* _Required task_
Give all of the lines again, with nothing added or dropped.

* _Data listing_
--- Begin ---

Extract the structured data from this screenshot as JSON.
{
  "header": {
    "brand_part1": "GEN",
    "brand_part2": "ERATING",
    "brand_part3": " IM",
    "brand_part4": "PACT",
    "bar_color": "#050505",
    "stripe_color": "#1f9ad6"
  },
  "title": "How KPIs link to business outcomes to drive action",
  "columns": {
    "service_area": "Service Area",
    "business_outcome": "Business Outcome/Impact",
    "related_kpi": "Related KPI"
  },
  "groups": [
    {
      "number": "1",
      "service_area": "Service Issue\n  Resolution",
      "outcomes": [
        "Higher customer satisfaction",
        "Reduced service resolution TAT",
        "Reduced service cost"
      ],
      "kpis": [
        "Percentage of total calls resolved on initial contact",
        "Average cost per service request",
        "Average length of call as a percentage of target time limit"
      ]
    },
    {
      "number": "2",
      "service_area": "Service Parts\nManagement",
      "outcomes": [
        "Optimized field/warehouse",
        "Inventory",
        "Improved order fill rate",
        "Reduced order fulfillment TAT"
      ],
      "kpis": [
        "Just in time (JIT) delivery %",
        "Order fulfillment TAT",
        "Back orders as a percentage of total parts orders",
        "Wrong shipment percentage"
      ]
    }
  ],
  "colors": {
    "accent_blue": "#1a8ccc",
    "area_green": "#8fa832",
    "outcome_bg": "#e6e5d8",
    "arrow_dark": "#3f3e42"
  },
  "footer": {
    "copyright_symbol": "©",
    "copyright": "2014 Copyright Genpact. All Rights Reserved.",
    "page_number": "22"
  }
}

--- End ---

* _Output for this task_
Extract the structured data from this screenshot as JSON.
{
  "header": {
    "brand_part1": "GEN",
    "brand_part2": "ERATING",
    "brand_part3": " IM",
    "brand_part4": "PACT",
    "bar_color": "#050505",
    "stripe_color": "#1f9ad6"
  },
  "title": "How KPIs link to business outcomes to drive action",
  "columns": {
    "service_area": "Service Area",
    "business_outcome": "Business Outcome/Impact",
    "related_kpi": "Related KPI"
  },
  "groups": [
    {
      "number": "1",
      "service_area": "Service Issue\n  Resolution",
      "outcomes": [
        "Higher customer satisfaction",
        "Reduced service resolution TAT",
        "Reduced service cost"
      ],
      "kpis": [
        "Percentage of total calls resolved on initial contact",
        "Average cost per service request",
        "Average length of call as a percentage of target time limit"
      ]
    },
    {
      "number": "2",
      "service_area": "Service Parts\nManagement",
      "outcomes": [
        "Optimized field/warehouse",
        "Inventory",
        "Improved order fill rate",
        "Reduced order fulfillment TAT"
      ],
      "kpis": [
        "Just in time (JIT) delivery %",
        "Order fulfillment TAT",
        "Back orders as a percentage of total parts orders",
        "Wrong shipment percentage"
      ]
    }
  ],
  "colors": {
    "accent_blue": "#1a8ccc",
    "area_green": "#8fa832",
    "outcome_bg": "#e6e5d8",
    "arrow_dark": "#3f3e42"
  },
  "footer": {
    "copyright_symbol": "©",
    "copyright": "2014 Copyright Genpact. All Rights Reserved.",
    "page_number": "22"
  }
}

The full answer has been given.